Each entry below is to be transcribed exactly.

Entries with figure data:
╭──

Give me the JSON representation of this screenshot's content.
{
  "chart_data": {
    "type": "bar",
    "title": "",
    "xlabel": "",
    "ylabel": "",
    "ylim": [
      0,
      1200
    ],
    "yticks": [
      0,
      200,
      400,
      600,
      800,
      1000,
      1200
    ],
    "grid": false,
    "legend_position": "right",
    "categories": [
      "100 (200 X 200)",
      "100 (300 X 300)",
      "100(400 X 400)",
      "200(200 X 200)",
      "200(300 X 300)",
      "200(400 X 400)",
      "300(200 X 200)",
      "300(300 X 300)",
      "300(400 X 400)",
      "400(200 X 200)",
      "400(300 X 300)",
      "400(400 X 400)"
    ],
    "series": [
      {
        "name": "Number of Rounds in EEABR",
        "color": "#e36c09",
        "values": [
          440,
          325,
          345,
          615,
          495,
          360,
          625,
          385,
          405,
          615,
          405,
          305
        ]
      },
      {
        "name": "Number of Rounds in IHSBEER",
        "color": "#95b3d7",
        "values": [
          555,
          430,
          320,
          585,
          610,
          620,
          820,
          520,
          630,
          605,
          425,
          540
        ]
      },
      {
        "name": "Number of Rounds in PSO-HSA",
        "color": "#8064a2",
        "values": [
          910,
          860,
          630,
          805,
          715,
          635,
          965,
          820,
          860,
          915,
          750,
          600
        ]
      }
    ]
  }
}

╰──

RESPONSE FOR THIS EXERCISE -
Give me the JSON representation of this screenshot's content.
{
  "chart_data": {
    "type": "bar",
    "title": "",
    "xlabel": "",
    "ylabel": "",
    "ylim": [
      0,
      1200
    ],
    "yticks": [
      0,
      200,
      400,
      600,
      800,
      1000,
      1200
    ],
    "grid": false,
    "legend_position": "right",
    "categories": [
      "100 (200 X 200)",
      "100 (300 X 300)",
      "100(400 X 400)",
      "200(200 X 200)",
      "200(300 X 300)",
      "200(400 X 400)",
      "300(200 X 200)",
      "300(300 X 300)",
      "300(400 X 400)",
      "400(200 X 200)",
      "400(300 X 300)",
      "400(400 X 400)"
    ],
    "series": [
      {
        "name": "Number of Rounds in EEABR",
        "color": "#e36c09",
        "values": [
          440,
          325,
          345,
          615,
          495,
          360,
          625,
          385,
          405,
          615,
          405,
          305
        ]
      },
      {
        "name": "Number of Rounds in IHSBEER",
        "color": "#95b3d7",
        "values": [
          555,
          430,
          320,
          585,
          610,
          620,
          820,
          520,
          630,
          605,
          425,
          540
        ]
      },
      {
        "name": "Number of Rounds in PSO-HSA",
        "color": "#8064a2",
        "values": [
          910,
          860,
          630,
          805,
          715,
          635,
          965,
          820,
          860,
          915,
          750,
          600
        ]
      }
    ]
  }
}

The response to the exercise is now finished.